Der Wettbewerb kann durch die Höchstpreisgenehmigungen in keiner Weise betroffen sein.

Ein brancheninterner  Wettbewerb um immer schneller und höher steigende Strompreise, wie ihn sich der Lobbyverband wohl vorstellt, war nie vorgesehen und schon gar nicht geschützt.

In einen Wettbewerb um sinkende Kosten und sinkende Preise sind die etablierten Stromversorger gar nicht erst eingetreten.

Es waren die Monopolisten, die durch überhöhte Netzentgelte den Verbrauchern den Anreiz zu einem Versorgerwechsel genommen und den Wettbewerb zum Erliegen gebracht haben, allesamt VDEW- Mitgliedsunternehmen.

Die Aussage, dass EVU nicht einmal ihre Beschaffungskosten decken könnten, treibt das Ganze auf die Spitze.

Meines Erachtens ist ein Verband, der sich mit solchen Aussagen positioniert, in der Diskussion nicht mehr ernst zu nehmen.



Wenn der Lobbyverband schon das Energiewirtschaftsgesetz bemüht, dann beginne man bei §§ 1, 2 EnWG mit der Lektüre- wo eine möglichst preisgünstige, effiziente Energieversorgung zu verbraucherfreundlichen Bedingungen gefordert ist:

http://www.gesetze-im-internet.de/enwg_2005/index.html


Demnach handelt es sich bei Strompreisen auch und gerade im Wettbewerb um kostenbasierte Preise.

Gespeicherte Dateneinträge:

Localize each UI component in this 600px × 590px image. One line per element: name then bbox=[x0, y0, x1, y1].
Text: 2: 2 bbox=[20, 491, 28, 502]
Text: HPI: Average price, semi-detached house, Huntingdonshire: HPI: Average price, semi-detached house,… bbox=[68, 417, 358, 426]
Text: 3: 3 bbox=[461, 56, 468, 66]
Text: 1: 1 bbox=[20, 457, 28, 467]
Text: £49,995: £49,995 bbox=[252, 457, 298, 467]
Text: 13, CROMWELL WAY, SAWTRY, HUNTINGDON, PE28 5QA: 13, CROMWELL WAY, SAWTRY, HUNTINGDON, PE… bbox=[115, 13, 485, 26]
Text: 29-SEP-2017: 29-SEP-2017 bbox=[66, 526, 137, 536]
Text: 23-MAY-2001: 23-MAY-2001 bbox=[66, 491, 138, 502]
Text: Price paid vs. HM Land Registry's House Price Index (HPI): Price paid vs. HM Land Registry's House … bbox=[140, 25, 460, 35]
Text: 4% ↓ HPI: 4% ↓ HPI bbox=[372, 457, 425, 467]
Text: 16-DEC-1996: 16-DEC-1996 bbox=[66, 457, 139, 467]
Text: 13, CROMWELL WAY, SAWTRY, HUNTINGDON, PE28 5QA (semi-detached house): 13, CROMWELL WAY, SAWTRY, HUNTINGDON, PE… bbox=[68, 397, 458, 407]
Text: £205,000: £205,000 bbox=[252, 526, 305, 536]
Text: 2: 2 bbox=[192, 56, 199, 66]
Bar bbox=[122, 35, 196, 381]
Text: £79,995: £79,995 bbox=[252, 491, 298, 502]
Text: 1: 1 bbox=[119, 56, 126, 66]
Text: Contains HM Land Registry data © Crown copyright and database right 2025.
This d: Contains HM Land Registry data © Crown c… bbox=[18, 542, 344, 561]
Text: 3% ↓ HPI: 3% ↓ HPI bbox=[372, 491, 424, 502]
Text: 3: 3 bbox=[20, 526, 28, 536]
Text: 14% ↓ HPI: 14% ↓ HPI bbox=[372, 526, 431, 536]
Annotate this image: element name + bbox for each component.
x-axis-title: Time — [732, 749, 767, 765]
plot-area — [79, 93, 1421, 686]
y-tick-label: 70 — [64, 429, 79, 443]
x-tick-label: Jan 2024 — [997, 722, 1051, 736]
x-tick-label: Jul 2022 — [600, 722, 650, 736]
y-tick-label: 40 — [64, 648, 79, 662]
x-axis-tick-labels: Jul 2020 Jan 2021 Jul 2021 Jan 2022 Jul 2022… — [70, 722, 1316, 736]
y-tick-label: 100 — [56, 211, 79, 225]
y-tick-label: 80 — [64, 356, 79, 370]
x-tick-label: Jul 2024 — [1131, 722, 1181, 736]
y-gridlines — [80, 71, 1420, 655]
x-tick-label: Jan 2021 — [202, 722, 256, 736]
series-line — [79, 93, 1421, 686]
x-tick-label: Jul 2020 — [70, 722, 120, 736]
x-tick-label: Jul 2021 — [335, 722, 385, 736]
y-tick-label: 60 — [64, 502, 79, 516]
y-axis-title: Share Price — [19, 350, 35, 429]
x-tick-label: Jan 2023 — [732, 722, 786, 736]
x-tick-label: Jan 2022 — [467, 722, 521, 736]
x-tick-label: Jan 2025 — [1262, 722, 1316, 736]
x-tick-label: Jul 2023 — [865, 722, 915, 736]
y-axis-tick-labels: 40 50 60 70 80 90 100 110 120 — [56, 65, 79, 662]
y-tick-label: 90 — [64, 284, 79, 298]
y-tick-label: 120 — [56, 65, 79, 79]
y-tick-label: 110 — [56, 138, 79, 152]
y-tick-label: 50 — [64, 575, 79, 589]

* [Arbeitsauftrag 1] Nenne alle Abkürzungen, die im Text über Strompreise und Wettbewerb vorkommen.
* [Arbeitsauftrag 2] Wer hat laut Text durch überhöhte Netzentgelte den Verbrauchern den Anreiz zum Versorgerwechsel genommen?

* [Lösung 1] VDEW, EVU, EnWG

* [Lösung 2] Die Monopolisten, allesamt VDEW-Mitgliedsunternehmen.